Start of Data to use

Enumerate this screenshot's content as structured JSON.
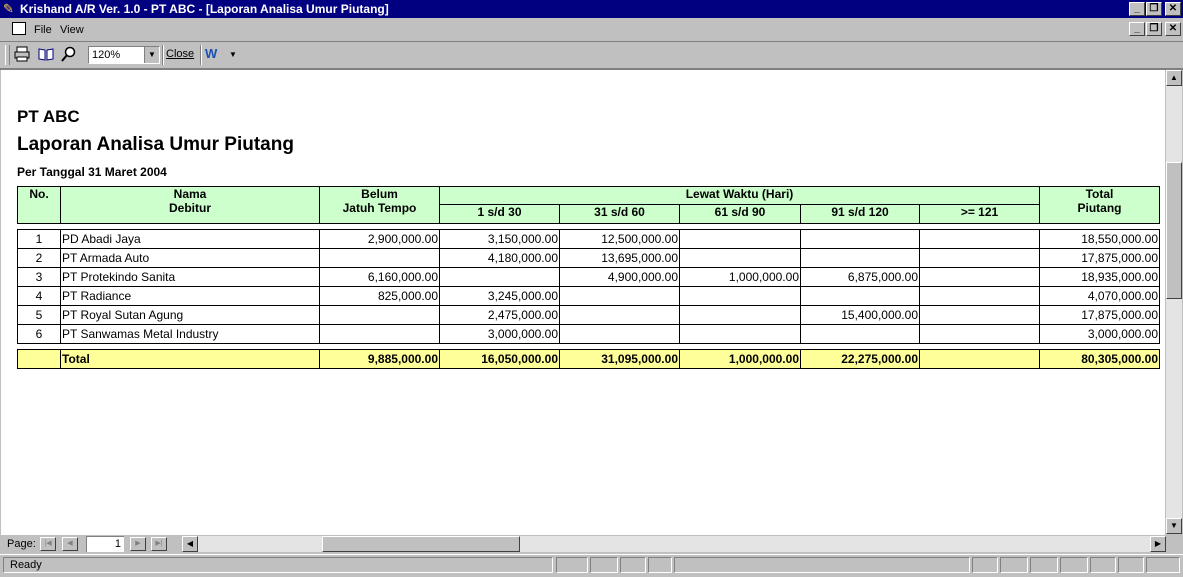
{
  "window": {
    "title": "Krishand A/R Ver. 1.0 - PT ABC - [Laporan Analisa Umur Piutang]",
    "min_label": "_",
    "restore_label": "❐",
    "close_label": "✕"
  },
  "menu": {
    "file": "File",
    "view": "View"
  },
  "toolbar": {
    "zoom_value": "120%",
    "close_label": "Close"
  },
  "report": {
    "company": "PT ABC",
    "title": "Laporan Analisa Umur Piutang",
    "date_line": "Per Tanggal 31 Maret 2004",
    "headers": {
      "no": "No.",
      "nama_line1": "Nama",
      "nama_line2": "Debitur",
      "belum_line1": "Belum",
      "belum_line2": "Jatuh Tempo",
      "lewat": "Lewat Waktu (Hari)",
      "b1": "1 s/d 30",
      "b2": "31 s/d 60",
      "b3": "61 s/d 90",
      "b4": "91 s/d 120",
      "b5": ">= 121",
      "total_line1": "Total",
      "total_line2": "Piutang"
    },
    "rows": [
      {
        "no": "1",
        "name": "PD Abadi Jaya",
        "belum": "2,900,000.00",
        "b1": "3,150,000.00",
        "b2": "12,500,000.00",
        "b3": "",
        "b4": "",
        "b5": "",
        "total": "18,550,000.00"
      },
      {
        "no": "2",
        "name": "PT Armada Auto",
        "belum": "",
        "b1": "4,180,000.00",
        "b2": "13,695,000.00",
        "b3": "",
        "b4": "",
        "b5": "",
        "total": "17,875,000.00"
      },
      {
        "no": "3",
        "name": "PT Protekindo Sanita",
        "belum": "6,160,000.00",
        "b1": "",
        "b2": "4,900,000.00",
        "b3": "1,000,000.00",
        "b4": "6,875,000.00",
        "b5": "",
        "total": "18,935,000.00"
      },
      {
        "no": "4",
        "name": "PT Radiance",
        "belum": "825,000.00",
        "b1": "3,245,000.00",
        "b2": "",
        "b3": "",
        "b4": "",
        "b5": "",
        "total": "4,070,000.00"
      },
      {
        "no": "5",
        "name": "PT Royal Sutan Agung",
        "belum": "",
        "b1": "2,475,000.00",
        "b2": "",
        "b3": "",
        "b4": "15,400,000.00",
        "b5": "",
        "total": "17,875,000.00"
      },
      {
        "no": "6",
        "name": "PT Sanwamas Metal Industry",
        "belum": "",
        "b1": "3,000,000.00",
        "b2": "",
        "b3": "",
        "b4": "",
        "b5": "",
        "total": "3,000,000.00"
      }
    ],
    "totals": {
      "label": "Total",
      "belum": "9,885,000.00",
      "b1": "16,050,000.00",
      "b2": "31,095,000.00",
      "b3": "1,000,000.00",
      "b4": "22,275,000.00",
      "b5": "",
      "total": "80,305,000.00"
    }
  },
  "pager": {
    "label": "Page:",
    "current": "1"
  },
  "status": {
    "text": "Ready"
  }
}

End of Data to use

What this task involves> Tally how many lines of the records hold the word "Piutang". Answer with the number only.

Response to the task> 3